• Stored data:
====================

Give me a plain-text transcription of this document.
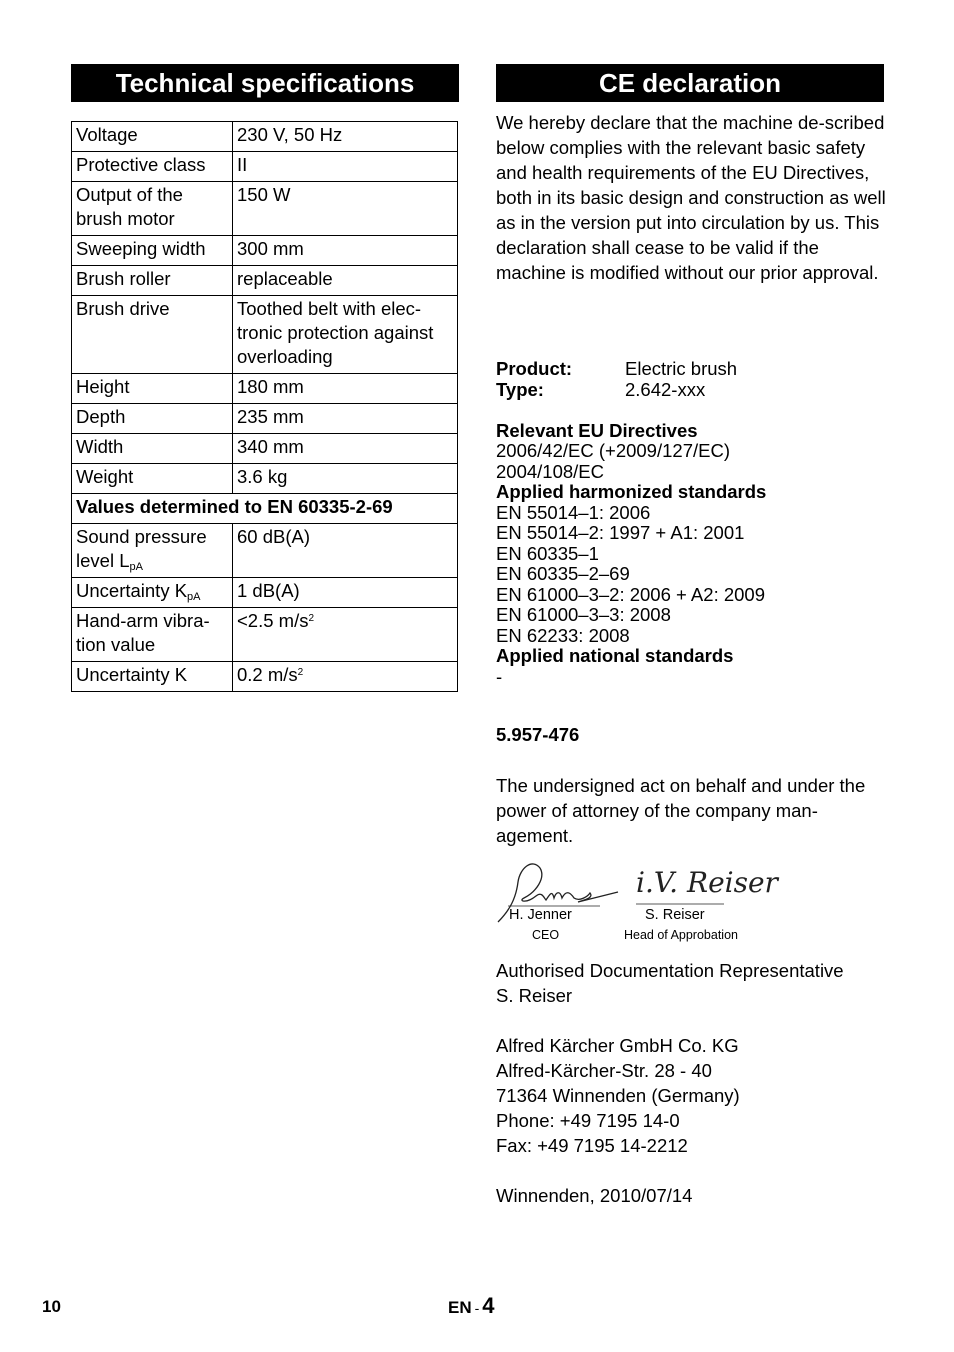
Technical specifications
Voltage	230 V, 50 Hz
Protective class	II
Output of the brush motor	150 W
Sweeping width	300 mm
Brush roller	replaceable
Brush drive	Toothed belt with elec-tronic protection against overloading
Height	180 mm
Depth	235 mm
Width	340 mm
Weight	3.6 kg
Values determined to EN 60335-2-69	
Sound pressure level $L_{pA}$	60 dB(A)
Uncertainty $K_{pA}$	1 dB(A)
Hand-arm vibra-tion value	<2.5 $m/s^2$
Uncertainty K	0.2 $m/s^2$
CE declaration
We hereby declare that the machine de-scribed below complies with the relevant basic safety and health requirements of the EU Directives, both in its basic design and construction as well as in the version put into circulation by us. This declaration shall cease to be valid if the machine is modified without our prior approval.
Product:	Electric brush
Type:	2.642-xxx
Relevant EU Directives
2006/42/EC (+2009/127/EC)
2004/108/EC
Applied harmonized standards
EN 55014–1: 2006
EN 55014–2: 1997 + A1: 2001
EN 60335–1
EN 60335–2–69
EN 61000–3–2: 2006 + A2: 2009
EN 61000–3–3: 2008
EN 62233: 2008
Applied national standards
-
5.957-476
The undersigned act on behalf and under the power of attorney of the company man-agement.
i.V. Reiser
H. Jenner
CEO
S. Reiser
Head of Approbation
Authorised Documentation Representative
S. Reiser
Alfred Kärcher GmbH Co. KG
Alfred-Kärcher-Str. 28 - 40
71364 Winnenden (Germany)
Phone: +49 7195 14-0
Fax: +49 7195 14-2212
Winnenden, 2010/07/14
10	EN - 4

====================

• PROBLEM: Write the lines above out again exactly, without any of their pictures.

• IN RESPONSE:
Give me a plain-text transcription of this document.
Technical specifications
Voltage	230 V, 50 Hz
Protective class	II
Output of the brush motor	150 W
Sweeping width	300 mm
Brush roller	replaceable
Brush drive	Toothed belt with elec-tronic protection against overloading
Height	180 mm
Depth	235 mm
Width	340 mm
Weight	3.6 kg
Values determined to EN 60335-2-69	
Sound pressure level $L_{pA}$	60 dB(A)
Uncertainty $K_{pA}$	1 dB(A)
Hand-arm vibra-tion value	<2.5 $m/s^2$
Uncertainty K	0.2 $m/s^2$
CE declaration
We hereby declare that the machine de-scribed below complies with the relevant basic safety and health requirements of the EU Directives, both in its basic design and construction as well as in the version put into circulation by us. This declaration shall cease to be valid if the machine is modified without our prior approval.
Product:	Electric brush
Type:	2.642-xxx
Relevant EU Directives
2006/42/EC (+2009/127/EC)
2004/108/EC
Applied harmonized standards
EN 55014–1: 2006
EN 55014–2: 1997 + A1: 2001
EN 60335–1
EN 60335–2–69
EN 61000–3–2: 2006 + A2: 2009
EN 61000–3–3: 2008
EN 62233: 2008
Applied national standards
-
5.957-476
The undersigned act on behalf and under the power of attorney of the company man-agement.
i.V. Reiser
H. Jenner
CEO
S. Reiser
Head of Approbation
Authorised Documentation Representative
S. Reiser
Alfred Kärcher GmbH Co. KG
Alfred-Kärcher-Str. 28 - 40
71364 Winnenden (Germany)
Phone: +49 7195 14-0
Fax: +49 7195 14-2212
Winnenden, 2010/07/14
10	EN - 4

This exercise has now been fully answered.